- [Task directions] Lines containing "уравнения" are to be counted. Give the number and nothing more.

──────── Raw data

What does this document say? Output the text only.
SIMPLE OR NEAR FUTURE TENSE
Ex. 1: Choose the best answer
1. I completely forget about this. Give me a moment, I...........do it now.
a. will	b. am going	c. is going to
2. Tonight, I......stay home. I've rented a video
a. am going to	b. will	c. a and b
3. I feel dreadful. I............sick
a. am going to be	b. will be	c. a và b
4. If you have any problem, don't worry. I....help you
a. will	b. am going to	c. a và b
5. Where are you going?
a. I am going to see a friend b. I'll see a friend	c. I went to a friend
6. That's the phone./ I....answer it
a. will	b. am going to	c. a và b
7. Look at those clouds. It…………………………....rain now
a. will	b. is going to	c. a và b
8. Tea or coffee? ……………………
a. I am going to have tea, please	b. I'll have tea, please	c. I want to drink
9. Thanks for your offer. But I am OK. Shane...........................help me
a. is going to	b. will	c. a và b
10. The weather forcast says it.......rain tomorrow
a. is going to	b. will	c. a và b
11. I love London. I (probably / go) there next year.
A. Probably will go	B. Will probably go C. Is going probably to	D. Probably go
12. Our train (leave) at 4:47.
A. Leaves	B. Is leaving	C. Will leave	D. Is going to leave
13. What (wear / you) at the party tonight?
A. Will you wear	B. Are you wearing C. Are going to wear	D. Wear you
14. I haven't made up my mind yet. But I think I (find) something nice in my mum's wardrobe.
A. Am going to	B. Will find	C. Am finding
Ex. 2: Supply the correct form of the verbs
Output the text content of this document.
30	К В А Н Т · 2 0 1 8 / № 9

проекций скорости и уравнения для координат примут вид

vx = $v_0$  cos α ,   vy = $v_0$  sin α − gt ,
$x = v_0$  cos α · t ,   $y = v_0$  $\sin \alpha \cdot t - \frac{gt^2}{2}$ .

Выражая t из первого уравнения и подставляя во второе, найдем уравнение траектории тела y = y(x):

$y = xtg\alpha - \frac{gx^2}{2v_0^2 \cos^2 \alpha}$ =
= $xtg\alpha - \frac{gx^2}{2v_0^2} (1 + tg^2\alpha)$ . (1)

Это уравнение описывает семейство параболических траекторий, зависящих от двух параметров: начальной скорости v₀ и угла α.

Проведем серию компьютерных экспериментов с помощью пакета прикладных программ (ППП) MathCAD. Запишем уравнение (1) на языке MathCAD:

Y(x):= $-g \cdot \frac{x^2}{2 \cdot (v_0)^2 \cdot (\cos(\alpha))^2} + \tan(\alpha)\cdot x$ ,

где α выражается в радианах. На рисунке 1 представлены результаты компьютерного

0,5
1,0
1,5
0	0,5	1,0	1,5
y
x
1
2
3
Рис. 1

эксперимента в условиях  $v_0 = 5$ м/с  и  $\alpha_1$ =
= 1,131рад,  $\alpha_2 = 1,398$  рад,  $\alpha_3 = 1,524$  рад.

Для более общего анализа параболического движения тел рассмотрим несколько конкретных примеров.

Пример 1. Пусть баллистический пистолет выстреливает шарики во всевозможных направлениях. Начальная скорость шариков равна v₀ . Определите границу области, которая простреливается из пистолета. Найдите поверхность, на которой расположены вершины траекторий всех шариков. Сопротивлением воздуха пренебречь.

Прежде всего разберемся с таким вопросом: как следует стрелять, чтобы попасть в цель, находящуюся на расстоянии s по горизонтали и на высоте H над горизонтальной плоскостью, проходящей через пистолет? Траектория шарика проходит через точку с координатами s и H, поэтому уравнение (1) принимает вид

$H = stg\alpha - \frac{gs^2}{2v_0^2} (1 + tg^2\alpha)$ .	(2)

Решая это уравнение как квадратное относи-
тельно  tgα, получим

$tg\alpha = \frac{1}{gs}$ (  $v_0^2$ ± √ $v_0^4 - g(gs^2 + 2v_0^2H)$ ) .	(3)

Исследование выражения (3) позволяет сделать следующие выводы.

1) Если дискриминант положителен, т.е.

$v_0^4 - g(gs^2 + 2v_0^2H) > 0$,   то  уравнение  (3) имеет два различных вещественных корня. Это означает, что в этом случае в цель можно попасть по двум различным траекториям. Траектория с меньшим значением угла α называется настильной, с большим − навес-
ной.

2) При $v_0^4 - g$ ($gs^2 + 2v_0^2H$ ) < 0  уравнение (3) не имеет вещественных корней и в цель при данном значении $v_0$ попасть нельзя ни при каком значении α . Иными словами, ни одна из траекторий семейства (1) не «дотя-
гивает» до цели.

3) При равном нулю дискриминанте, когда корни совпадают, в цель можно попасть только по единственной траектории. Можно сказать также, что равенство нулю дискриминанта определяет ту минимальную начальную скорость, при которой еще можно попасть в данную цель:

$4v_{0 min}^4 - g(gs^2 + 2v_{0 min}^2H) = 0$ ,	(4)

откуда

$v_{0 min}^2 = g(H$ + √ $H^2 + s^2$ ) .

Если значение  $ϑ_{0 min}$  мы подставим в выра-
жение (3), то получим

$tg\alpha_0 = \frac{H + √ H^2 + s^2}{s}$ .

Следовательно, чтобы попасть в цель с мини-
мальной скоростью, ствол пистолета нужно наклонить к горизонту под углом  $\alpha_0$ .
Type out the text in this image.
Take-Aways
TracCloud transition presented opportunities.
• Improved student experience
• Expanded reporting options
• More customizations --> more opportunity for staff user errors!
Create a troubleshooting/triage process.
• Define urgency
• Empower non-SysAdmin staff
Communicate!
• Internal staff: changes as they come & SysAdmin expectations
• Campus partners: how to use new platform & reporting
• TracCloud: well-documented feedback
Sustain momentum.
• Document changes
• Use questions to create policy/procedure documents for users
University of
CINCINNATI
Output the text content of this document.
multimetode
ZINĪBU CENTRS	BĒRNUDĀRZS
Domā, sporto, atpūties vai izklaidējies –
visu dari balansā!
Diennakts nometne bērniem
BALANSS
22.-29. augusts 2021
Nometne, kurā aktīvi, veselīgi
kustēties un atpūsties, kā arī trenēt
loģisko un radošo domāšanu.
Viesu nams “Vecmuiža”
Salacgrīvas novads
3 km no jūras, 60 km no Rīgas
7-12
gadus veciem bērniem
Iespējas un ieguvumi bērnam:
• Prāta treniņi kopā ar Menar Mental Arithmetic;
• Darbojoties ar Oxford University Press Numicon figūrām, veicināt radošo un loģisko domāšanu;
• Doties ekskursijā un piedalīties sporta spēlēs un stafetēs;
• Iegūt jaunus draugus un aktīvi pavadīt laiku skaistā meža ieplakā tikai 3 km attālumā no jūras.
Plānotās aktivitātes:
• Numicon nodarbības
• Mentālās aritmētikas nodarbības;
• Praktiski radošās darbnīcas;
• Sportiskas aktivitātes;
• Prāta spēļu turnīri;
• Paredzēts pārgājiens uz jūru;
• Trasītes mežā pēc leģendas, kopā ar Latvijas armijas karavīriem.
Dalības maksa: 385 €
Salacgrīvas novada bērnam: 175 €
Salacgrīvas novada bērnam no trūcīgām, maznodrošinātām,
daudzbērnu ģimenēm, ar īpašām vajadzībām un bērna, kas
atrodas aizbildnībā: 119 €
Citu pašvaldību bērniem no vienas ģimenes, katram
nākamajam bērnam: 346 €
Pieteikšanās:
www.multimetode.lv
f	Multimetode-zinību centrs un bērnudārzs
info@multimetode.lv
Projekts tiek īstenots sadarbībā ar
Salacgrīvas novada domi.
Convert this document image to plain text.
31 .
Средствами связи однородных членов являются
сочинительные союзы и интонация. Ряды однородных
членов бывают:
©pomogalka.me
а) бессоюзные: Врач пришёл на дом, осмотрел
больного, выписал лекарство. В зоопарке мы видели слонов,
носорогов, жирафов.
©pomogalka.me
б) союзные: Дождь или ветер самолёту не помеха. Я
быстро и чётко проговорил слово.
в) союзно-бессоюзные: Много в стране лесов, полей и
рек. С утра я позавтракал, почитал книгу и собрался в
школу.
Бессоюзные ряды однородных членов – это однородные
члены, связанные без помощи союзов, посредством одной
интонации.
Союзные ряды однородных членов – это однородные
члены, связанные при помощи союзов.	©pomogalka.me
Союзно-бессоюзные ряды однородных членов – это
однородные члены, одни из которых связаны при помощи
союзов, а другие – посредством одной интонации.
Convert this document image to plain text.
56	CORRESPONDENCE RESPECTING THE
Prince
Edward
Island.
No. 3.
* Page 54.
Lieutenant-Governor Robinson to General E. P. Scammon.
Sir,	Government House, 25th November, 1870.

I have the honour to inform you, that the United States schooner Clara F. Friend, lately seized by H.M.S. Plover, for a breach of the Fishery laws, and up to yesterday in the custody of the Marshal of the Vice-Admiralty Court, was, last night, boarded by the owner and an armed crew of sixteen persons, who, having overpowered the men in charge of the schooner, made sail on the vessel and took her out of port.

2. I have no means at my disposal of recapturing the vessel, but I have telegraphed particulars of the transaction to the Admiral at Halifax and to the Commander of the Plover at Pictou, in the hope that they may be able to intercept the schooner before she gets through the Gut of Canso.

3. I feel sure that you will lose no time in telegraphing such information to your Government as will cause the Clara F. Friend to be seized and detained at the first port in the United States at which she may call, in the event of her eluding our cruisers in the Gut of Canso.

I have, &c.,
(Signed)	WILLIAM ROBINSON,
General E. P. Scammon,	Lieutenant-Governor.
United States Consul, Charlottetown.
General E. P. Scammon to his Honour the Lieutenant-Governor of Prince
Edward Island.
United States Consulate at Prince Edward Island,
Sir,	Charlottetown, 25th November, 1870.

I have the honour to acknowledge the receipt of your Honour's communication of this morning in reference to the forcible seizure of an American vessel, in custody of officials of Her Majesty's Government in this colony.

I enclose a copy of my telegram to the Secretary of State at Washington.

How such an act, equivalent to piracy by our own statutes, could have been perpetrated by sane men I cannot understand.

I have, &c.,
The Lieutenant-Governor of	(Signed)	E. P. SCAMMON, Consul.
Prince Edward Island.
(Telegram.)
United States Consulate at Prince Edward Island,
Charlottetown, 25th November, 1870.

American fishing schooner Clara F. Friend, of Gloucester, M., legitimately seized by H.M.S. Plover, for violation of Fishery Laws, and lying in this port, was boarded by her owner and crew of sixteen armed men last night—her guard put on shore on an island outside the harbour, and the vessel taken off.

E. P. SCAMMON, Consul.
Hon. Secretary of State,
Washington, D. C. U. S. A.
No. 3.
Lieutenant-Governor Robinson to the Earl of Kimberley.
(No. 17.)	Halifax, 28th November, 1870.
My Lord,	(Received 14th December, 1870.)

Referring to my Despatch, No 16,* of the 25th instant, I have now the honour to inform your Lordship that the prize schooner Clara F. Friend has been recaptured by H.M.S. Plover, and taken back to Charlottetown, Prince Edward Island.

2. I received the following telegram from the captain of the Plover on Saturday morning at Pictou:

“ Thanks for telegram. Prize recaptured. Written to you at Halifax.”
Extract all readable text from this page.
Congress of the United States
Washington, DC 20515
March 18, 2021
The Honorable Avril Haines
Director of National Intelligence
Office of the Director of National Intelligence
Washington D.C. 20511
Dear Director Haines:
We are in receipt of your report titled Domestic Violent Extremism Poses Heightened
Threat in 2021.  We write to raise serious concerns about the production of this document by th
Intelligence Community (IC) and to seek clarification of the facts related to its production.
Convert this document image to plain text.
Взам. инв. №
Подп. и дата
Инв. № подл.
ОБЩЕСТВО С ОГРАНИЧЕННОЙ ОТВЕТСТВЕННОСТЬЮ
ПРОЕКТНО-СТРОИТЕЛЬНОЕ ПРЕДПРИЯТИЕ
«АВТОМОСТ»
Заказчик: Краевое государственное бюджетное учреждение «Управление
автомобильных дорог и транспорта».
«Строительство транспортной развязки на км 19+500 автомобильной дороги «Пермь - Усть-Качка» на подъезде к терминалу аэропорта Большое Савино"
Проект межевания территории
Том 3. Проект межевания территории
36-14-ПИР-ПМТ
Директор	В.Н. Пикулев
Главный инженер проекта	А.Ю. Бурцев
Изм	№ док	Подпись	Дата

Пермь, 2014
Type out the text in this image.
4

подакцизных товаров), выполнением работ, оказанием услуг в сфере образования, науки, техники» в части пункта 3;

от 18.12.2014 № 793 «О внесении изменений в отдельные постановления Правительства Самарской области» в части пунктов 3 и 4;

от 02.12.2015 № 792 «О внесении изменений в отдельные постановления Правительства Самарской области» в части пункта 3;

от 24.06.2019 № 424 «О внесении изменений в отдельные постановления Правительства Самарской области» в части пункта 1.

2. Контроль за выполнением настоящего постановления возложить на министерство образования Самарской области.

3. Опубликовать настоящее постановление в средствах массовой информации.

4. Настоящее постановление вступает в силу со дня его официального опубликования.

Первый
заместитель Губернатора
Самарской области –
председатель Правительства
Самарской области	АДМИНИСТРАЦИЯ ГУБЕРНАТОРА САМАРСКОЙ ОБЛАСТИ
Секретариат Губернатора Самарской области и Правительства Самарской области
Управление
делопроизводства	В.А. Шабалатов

────────────────

- [Expected answer] 2